AIM –
Return the lines of the listing below unchanged, starting at the line containing "q19-part-1: 已知：A = 3a²" and ending at the line containing "q12: 12．写出一个单项式，使它与多项式 m", with both of those lines included.

*** DATA LISTING

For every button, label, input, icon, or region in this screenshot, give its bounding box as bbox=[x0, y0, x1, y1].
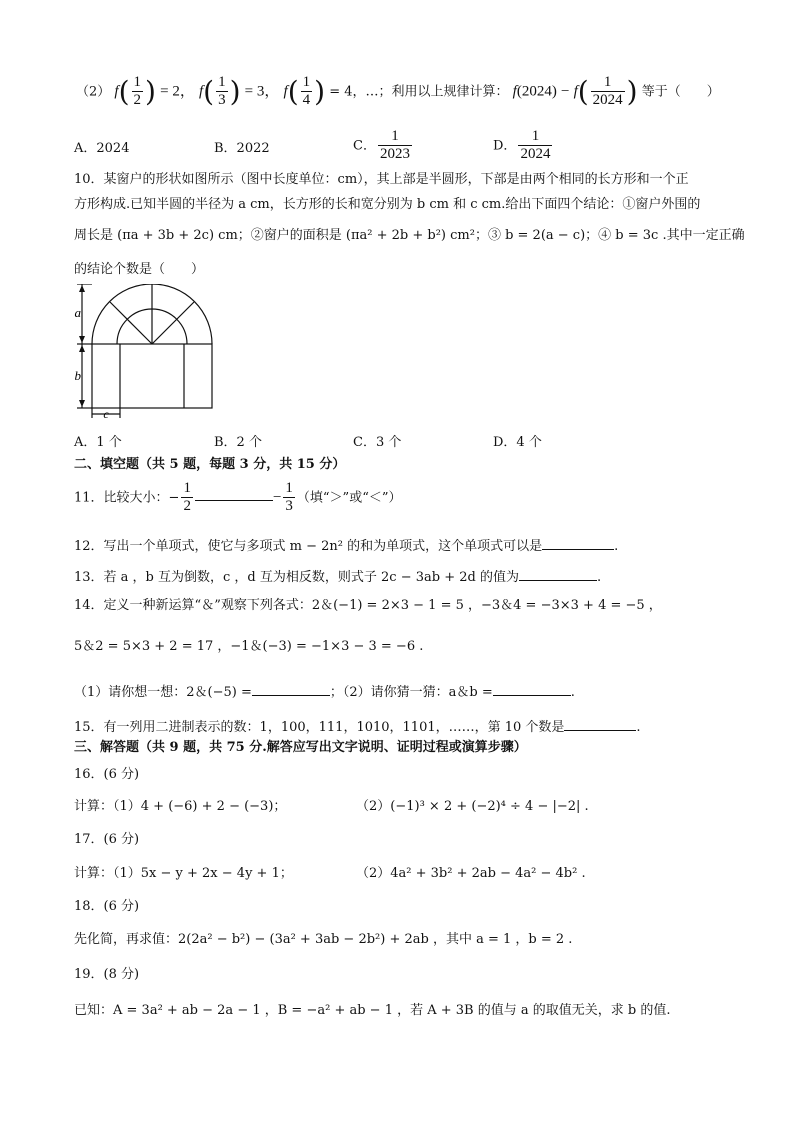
q19-part-1: 已知：A = 3a² + ab − 2a − 1 ，B = −a² + ab − 1 ，若 A + 3B 的值与 a 的取值无关，求 b 的值. bbox=[74, 1003, 671, 1018]
q15: 15．有一列用二进制表示的数：1，100，111，1010，1101，……，第 10 个数是 . bbox=[74, 716, 641, 736]
q9-option-d[interactable]: D． $\frac{1}{2024}$ bbox=[493, 128, 551, 163]
fig-label-c: c bbox=[103, 407, 109, 421]
q10-option-d[interactable]: D．4 个 bbox=[493, 435, 542, 450]
q9-frac-2: $\frac{1}{3}$ bbox=[218, 74, 226, 109]
q19-head: 19．(8 分) bbox=[74, 967, 140, 982]
q9-option-c[interactable]: C． $\frac{1}{2023}$ bbox=[353, 128, 410, 163]
q18-head: 18．(6 分) bbox=[74, 899, 140, 914]
q15-blank[interactable] bbox=[564, 716, 636, 731]
q9-option-a[interactable]: A．2024 bbox=[74, 141, 130, 156]
q9-frac-1: $\frac{1}{2}$ bbox=[133, 74, 142, 109]
section-2-title: 二、填空题（共 5 题，每题 3 分，共 15 分） bbox=[74, 457, 346, 472]
q18-part-1: 先化简，再求值：2(2a² − b²) − (3a² + 3ab − 2b²) + 2ab ，其中 a = 1 ，b = 2 . bbox=[74, 932, 573, 947]
q16-head: 16．(6 分) bbox=[74, 767, 140, 782]
q12: 12．写出一个单项式，使它与多项式 m − 2n² 的和为单项式，这个单项式可以是 . bbox=[74, 535, 618, 555]
q11: 11．比较大小：− $\frac{1}{2}$ − $\frac{1}{3}$ （填“＞”或“＜”） bbox=[74, 480, 402, 515]
q14-blank-2[interactable] bbox=[493, 681, 571, 696]
q12-blank[interactable] bbox=[542, 535, 614, 550]
q10-line-3: 周长是 (πa + 3b + 2c) cm；②窗户的面积是 (πa² + 2b + b²) cm²；③ b = 2(a − c)；④ b = 3c .其中一定正确 bbox=[74, 228, 745, 243]
q10-option-c[interactable]: C．3 个 bbox=[353, 435, 402, 450]
q9-prefix: （2） bbox=[76, 84, 111, 100]
q16-part-1: 计算：（1）4 + (−6) + 2 − (−3)； bbox=[74, 799, 287, 814]
window-figure bbox=[70, 284, 220, 424]
q13-blank[interactable] bbox=[519, 566, 597, 581]
q9-frac-4: $\frac{1}{2024}$ bbox=[592, 74, 623, 109]
q17-part-1: 计算：（1）5x − y + 2x − 4y + 1； bbox=[74, 866, 293, 881]
section-3-title: 三、解答题（共 9 题，共 75 分.解答应写出文字说明、证明过程或演算步骤） bbox=[74, 740, 527, 755]
q10-line-4: 的结论个数是（ ） bbox=[74, 262, 205, 277]
q13: 13．若 a ，b 互为倒数，c ，d 互为相反数，则式子 2c − 3ab + 2d 的值为 . bbox=[74, 566, 601, 586]
q17-part-2: （2）4a² + 3b² + 2ab − 4a² − 4b² . bbox=[356, 866, 586, 881]
q11-blank[interactable] bbox=[195, 486, 273, 501]
q14-subparts: （1）请你想一想：2＆(−5) = ；（2）请你猜一猜：a＆b = . bbox=[74, 681, 575, 701]
fig-label-a: a bbox=[74, 305, 81, 320]
q17-head: 17．(6 分) bbox=[74, 832, 140, 847]
q9-frac-3: $\frac{1}{4}$ bbox=[302, 74, 311, 109]
q14-line-2: 5＆2 = 5×3 + 2 = 17 ，−1＆(−3) = −1×3 − 3 = −6 . bbox=[74, 639, 424, 654]
fig-label-b: b bbox=[74, 368, 81, 383]
q14-blank-1[interactable] bbox=[252, 681, 330, 696]
q16-part-2: （2）(−1)³ × 2 + (−2)⁴ ÷ 4 − |−2| . bbox=[356, 799, 589, 814]
q10-option-a[interactable]: A．1 个 bbox=[74, 435, 122, 450]
q10-option-b[interactable]: B．2 个 bbox=[214, 435, 262, 450]
q10-line-2: 方形构成.已知半圆的半径为 a cm，长方形的长和宽分别为 b cm 和 c cm.给出下面四个结论：①窗户外围的 bbox=[74, 197, 701, 212]
q10-line-1: 10．某窗户的形状如图所示（图中长度单位：cm），其上部是半圆形，下部是由两个相同的长方形和一个正 bbox=[74, 172, 689, 187]
q14-line-1: 14．定义一种新运算“＆”观察下列各式：2＆(−1) = 2×3 − 1 = 5 ，−3＆4 = −3×3 + 4 = −5 ， bbox=[74, 598, 662, 613]
q9-stem: （2） f( $\frac{1}{2}$ ) = 2， f( $\frac{1}{3}$ ) = 3， f( $\frac{1}{4}$ ) = 4，…；利用以上规律计算： f(2024) − f( $\frac{1}{2024}$ ) 等于（ ） bbox=[76, 74, 720, 109]
q9-option-b[interactable]: B．2022 bbox=[214, 141, 270, 156]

******

OUTPUT FOR THIS EXERCISE –
q19-part-1: 已知：A = 3a² + ab − 2a − 1 ，B = −a² + ab − 1 ，若 A + 3B 的值与 a 的取值无关，求 b 的值. bbox=[74, 1003, 671, 1018]
q15: 15．有一列用二进制表示的数：1，100，111，1010，1101，……，第 10 个数是 . bbox=[74, 716, 641, 736]
q9-option-d[interactable]: D． $\frac{1}{2024}$ bbox=[493, 128, 551, 163]
fig-label-c: c bbox=[103, 407, 109, 421]
q10-option-d[interactable]: D．4 个 bbox=[493, 435, 542, 450]
q9-frac-2: $\frac{1}{3}$ bbox=[218, 74, 226, 109]
q19-head: 19．(8 分) bbox=[74, 967, 140, 982]
q9-option-c[interactable]: C． $\frac{1}{2023}$ bbox=[353, 128, 410, 163]
q18-head: 18．(6 分) bbox=[74, 899, 140, 914]
q15-blank[interactable] bbox=[564, 716, 636, 731]
q9-option-a[interactable]: A．2024 bbox=[74, 141, 130, 156]
q9-frac-1: $\frac{1}{2}$ bbox=[133, 74, 142, 109]
section-2-title: 二、填空题（共 5 题，每题 3 分，共 15 分） bbox=[74, 457, 346, 472]
q18-part-1: 先化简，再求值：2(2a² − b²) − (3a² + 3ab − 2b²) + 2ab ，其中 a = 1 ，b = 2 . bbox=[74, 932, 573, 947]
q16-head: 16．(6 分) bbox=[74, 767, 140, 782]
q12: 12．写出一个单项式，使它与多项式 m − 2n² 的和为单项式，这个单项式可以是 . bbox=[74, 535, 618, 555]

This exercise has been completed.